◆ Listed entries
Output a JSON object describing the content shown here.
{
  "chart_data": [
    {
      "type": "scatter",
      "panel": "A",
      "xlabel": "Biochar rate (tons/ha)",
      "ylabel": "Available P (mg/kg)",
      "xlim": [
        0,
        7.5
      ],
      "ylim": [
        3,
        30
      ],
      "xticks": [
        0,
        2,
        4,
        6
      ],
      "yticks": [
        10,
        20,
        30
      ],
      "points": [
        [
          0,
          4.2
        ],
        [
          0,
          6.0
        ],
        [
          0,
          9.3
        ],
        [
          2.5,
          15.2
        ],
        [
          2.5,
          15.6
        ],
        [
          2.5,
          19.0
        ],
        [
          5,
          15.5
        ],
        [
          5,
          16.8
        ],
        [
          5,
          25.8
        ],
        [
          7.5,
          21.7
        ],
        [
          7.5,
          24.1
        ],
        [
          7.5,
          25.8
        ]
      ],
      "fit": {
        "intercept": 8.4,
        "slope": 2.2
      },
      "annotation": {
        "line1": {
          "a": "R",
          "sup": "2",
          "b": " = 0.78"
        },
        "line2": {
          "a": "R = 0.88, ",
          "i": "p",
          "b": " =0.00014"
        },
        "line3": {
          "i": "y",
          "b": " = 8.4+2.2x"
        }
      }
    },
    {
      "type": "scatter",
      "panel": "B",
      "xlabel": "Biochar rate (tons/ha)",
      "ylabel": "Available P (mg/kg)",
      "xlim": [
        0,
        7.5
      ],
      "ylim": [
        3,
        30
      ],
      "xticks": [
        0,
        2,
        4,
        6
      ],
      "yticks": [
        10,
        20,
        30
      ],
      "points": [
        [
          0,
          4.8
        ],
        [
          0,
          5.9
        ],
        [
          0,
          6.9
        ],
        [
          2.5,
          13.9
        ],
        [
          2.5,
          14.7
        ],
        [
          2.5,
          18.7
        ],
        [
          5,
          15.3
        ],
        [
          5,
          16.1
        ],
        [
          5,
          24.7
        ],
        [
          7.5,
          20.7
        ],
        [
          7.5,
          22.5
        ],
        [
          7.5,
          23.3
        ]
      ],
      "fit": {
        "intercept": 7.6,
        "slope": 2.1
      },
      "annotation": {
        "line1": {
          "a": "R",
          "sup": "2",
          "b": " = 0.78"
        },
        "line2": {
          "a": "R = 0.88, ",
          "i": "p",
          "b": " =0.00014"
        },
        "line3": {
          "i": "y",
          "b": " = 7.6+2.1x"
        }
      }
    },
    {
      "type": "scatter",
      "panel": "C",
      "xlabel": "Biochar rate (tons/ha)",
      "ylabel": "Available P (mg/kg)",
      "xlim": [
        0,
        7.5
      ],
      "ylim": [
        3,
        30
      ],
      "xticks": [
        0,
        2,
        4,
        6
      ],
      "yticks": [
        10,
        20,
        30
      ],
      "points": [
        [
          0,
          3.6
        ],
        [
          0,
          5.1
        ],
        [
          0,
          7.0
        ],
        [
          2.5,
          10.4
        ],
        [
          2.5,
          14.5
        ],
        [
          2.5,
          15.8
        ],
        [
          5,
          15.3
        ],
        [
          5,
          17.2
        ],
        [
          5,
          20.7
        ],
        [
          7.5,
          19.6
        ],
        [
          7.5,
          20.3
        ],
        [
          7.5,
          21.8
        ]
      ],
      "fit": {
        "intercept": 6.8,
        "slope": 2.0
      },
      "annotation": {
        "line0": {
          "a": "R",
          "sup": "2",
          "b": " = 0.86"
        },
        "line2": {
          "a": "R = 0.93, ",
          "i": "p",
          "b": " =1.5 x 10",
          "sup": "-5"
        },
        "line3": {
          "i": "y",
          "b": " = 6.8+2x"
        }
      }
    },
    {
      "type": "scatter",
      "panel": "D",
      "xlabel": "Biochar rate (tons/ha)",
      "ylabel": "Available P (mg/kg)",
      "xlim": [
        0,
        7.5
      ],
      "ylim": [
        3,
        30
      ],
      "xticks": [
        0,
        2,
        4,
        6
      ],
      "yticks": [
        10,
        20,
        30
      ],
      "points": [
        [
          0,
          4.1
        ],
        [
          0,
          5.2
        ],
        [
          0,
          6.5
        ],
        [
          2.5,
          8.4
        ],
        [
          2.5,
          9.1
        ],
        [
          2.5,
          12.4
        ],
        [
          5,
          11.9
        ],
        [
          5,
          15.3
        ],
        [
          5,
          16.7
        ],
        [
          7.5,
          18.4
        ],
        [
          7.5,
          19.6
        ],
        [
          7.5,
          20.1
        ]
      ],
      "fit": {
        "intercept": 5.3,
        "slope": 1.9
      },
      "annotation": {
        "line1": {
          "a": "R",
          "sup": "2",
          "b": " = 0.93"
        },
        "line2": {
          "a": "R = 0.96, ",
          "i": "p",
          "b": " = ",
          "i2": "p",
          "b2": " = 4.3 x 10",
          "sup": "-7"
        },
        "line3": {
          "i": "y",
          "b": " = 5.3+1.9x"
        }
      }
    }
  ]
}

◆ Directive
Print all of the entries exactly as they are written.

◆ Exercise result
Output a JSON object describing the content shown here.
{
  "chart_data": [
    {
      "type": "scatter",
      "panel": "A",
      "xlabel": "Biochar rate (tons/ha)",
      "ylabel": "Available P (mg/kg)",
      "xlim": [
        0,
        7.5
      ],
      "ylim": [
        3,
        30
      ],
      "xticks": [
        0,
        2,
        4,
        6
      ],
      "yticks": [
        10,
        20,
        30
      ],
      "points": [
        [
          0,
          4.2
        ],
        [
          0,
          6.0
        ],
        [
          0,
          9.3
        ],
        [
          2.5,
          15.2
        ],
        [
          2.5,
          15.6
        ],
        [
          2.5,
          19.0
        ],
        [
          5,
          15.5
        ],
        [
          5,
          16.8
        ],
        [
          5,
          25.8
        ],
        [
          7.5,
          21.7
        ],
        [
          7.5,
          24.1
        ],
        [
          7.5,
          25.8
        ]
      ],
      "fit": {
        "intercept": 8.4,
        "slope": 2.2
      },
      "annotation": {
        "line1": {
          "a": "R",
          "sup": "2",
          "b": " = 0.78"
        },
        "line2": {
          "a": "R = 0.88, ",
          "i": "p",
          "b": " =0.00014"
        },
        "line3": {
          "i": "y",
          "b": " = 8.4+2.2x"
        }
      }
    },
    {
      "type": "scatter",
      "panel": "B",
      "xlabel": "Biochar rate (tons/ha)",
      "ylabel": "Available P (mg/kg)",
      "xlim": [
        0,
        7.5
      ],
      "ylim": [
        3,
        30
      ],
      "xticks": [
        0,
        2,
        4,
        6
      ],
      "yticks": [
        10,
        20,
        30
      ],
      "points": [
        [
          0,
          4.8
        ],
        [
          0,
          5.9
        ],
        [
          0,
          6.9
        ],
        [
          2.5,
          13.9
        ],
        [
          2.5,
          14.7
        ],
        [
          2.5,
          18.7
        ],
        [
          5,
          15.3
        ],
        [
          5,
          16.1
        ],
        [
          5,
          24.7
        ],
        [
          7.5,
          20.7
        ],
        [
          7.5,
          22.5
        ],
        [
          7.5,
          23.3
        ]
      ],
      "fit": {
        "intercept": 7.6,
        "slope": 2.1
      },
      "annotation": {
        "line1": {
          "a": "R",
          "sup": "2",
          "b": " = 0.78"
        },
        "line2": {
          "a": "R = 0.88, ",
          "i": "p",
          "b": " =0.00014"
        },
        "line3": {
          "i": "y",
          "b": " = 7.6+2.1x"
        }
      }
    },
    {
      "type": "scatter",
      "panel": "C",
      "xlabel": "Biochar rate (tons/ha)",
      "ylabel": "Available P (mg/kg)",
      "xlim": [
        0,
        7.5
      ],
      "ylim": [
        3,
        30
      ],
      "xticks": [
        0,
        2,
        4,
        6
      ],
      "yticks": [
        10,
        20,
        30
      ],
      "points": [
        [
          0,
          3.6
        ],
        [
          0,
          5.1
        ],
        [
          0,
          7.0
        ],
        [
          2.5,
          10.4
        ],
        [
          2.5,
          14.5
        ],
        [
          2.5,
          15.8
        ],
        [
          5,
          15.3
        ],
        [
          5,
          17.2
        ],
        [
          5,
          20.7
        ],
        [
          7.5,
          19.6
        ],
        [
          7.5,
          20.3
        ],
        [
          7.5,
          21.8
        ]
      ],
      "fit": {
        "intercept": 6.8,
        "slope": 2.0
      },
      "annotation": {
        "line0": {
          "a": "R",
          "sup": "2",
          "b": " = 0.86"
        },
        "line2": {
          "a": "R = 0.93, ",
          "i": "p",
          "b": " =1.5 x 10",
          "sup": "-5"
        },
        "line3": {
          "i": "y",
          "b": " = 6.8+2x"
        }
      }
    },
    {
      "type": "scatter",
      "panel": "D",
      "xlabel": "Biochar rate (tons/ha)",
      "ylabel": "Available P (mg/kg)",
      "xlim": [
        0,
        7.5
      ],
      "ylim": [
        3,
        30
      ],
      "xticks": [
        0,
        2,
        4,
        6
      ],
      "yticks": [
        10,
        20,
        30
      ],
      "points": [
        [
          0,
          4.1
        ],
        [
          0,
          5.2
        ],
        [
          0,
          6.5
        ],
        [
          2.5,
          8.4
        ],
        [
          2.5,
          9.1
        ],
        [
          2.5,
          12.4
        ],
        [
          5,
          11.9
        ],
        [
          5,
          15.3
        ],
        [
          5,
          16.7
        ],
        [
          7.5,
          18.4
        ],
        [
          7.5,
          19.6
        ],
        [
          7.5,
          20.1
        ]
      ],
      "fit": {
        "intercept": 5.3,
        "slope": 1.9
      },
      "annotation": {
        "line1": {
          "a": "R",
          "sup": "2",
          "b": " = 0.93"
        },
        "line2": {
          "a": "R = 0.96, ",
          "i": "p",
          "b": " = ",
          "i2": "p",
          "b2": " = 4.3 x 10",
          "sup": "-7"
        },
        "line3": {
          "i": "y",
          "b": " = 5.3+1.9x"
        }
      }
    }
  ]
}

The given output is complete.